[Dataset records]
** BEGIN **
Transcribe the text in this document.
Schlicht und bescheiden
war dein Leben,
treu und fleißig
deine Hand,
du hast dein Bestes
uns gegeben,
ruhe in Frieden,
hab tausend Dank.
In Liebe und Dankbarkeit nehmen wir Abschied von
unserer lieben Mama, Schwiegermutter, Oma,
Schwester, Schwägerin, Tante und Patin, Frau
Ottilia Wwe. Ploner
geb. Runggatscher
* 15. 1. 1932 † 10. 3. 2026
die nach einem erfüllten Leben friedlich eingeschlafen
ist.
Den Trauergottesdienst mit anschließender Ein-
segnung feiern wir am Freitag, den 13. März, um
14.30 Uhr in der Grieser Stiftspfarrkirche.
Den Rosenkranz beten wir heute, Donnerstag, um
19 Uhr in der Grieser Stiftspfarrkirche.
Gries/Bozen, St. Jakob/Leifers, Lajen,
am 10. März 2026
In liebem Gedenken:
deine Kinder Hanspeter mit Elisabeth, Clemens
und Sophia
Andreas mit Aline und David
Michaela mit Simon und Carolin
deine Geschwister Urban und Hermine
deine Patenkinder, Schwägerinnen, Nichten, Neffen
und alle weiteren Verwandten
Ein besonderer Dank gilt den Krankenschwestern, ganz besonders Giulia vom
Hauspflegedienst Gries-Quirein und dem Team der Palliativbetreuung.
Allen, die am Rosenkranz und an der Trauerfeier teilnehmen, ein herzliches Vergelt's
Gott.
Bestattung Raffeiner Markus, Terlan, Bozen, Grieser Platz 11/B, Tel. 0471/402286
** END **
* **What to do**
Using the exact wording, write out all of the records.

* **Result for this exercise**
Transcribe the text in this document.
Schlicht und bescheiden
war dein Leben,
treu und fleißig
deine Hand,
du hast dein Bestes
uns gegeben,
ruhe in Frieden,
hab tausend Dank.
In Liebe und Dankbarkeit nehmen wir Abschied von
unserer lieben Mama, Schwiegermutter, Oma,
Schwester, Schwägerin, Tante und Patin, Frau
Ottilia Wwe. Ploner
geb. Runggatscher
* 15. 1. 1932 † 10. 3. 2026
die nach einem erfüllten Leben friedlich eingeschlafen
ist.
Den Trauergottesdienst mit anschließender Ein-
segnung feiern wir am Freitag, den 13. März, um
14.30 Uhr in der Grieser Stiftspfarrkirche.
Den Rosenkranz beten wir heute, Donnerstag, um
19 Uhr in der Grieser Stiftspfarrkirche.
Gries/Bozen, St. Jakob/Leifers, Lajen,
am 10. März 2026
In liebem Gedenken:
deine Kinder Hanspeter mit Elisabeth, Clemens
und Sophia
Andreas mit Aline und David
Michaela mit Simon und Carolin
deine Geschwister Urban und Hermine
deine Patenkinder, Schwägerinnen, Nichten, Neffen
und alle weiteren Verwandten
Ein besonderer Dank gilt den Krankenschwestern, ganz besonders Giulia vom
Hauspflegedienst Gries-Quirein und dem Team der Palliativbetreuung.
Allen, die am Rosenkranz und an der Trauerfeier teilnehmen, ein herzliches Vergelt's
Gott.
Bestattung Raffeiner Markus, Terlan, Bozen, Grieser Platz 11/B, Tel. 0471/402286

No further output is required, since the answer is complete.